_REQUIREMENTS:_ Note each line that includes the word "date". Copy those lines.

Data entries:

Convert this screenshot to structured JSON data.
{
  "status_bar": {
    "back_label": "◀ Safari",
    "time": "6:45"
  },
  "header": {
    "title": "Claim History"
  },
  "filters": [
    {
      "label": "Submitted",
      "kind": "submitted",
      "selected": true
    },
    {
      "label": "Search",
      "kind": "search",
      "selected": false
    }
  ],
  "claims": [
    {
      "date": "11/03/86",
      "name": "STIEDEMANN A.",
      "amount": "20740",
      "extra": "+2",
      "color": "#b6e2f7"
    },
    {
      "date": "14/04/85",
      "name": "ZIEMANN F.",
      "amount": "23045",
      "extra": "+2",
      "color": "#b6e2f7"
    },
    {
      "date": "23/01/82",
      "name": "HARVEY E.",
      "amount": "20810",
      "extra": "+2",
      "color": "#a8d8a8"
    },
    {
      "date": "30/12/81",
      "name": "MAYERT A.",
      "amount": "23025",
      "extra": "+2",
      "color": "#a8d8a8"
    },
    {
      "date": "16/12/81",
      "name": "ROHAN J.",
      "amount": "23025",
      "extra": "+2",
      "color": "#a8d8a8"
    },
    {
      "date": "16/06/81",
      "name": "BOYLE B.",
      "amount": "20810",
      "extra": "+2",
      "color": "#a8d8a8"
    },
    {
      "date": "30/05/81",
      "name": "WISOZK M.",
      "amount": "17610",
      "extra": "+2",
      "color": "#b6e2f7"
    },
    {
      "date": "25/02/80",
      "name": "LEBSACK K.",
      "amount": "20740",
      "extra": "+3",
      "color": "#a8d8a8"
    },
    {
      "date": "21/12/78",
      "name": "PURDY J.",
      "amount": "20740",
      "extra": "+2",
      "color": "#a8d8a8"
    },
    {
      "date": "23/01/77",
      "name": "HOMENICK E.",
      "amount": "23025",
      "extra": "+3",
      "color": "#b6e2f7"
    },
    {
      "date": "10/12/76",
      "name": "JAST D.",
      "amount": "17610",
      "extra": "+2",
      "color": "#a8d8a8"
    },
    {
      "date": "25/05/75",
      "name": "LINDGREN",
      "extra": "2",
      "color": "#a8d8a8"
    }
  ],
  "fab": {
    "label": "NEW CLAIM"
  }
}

_SOLUTION BELOW:_
      "date": "11/03/86",
      "date": "14/04/85",
      "date": "23/01/82",
      "date": "30/12/81",
      "date": "16/12/81",
      "date": "16/06/81",
      "date": "30/05/81",
      "date": "25/02/80",
      "date": "21/12/78",
      "date": "23/01/77",
      "date": "10/12/76",
      "date": "25/05/75",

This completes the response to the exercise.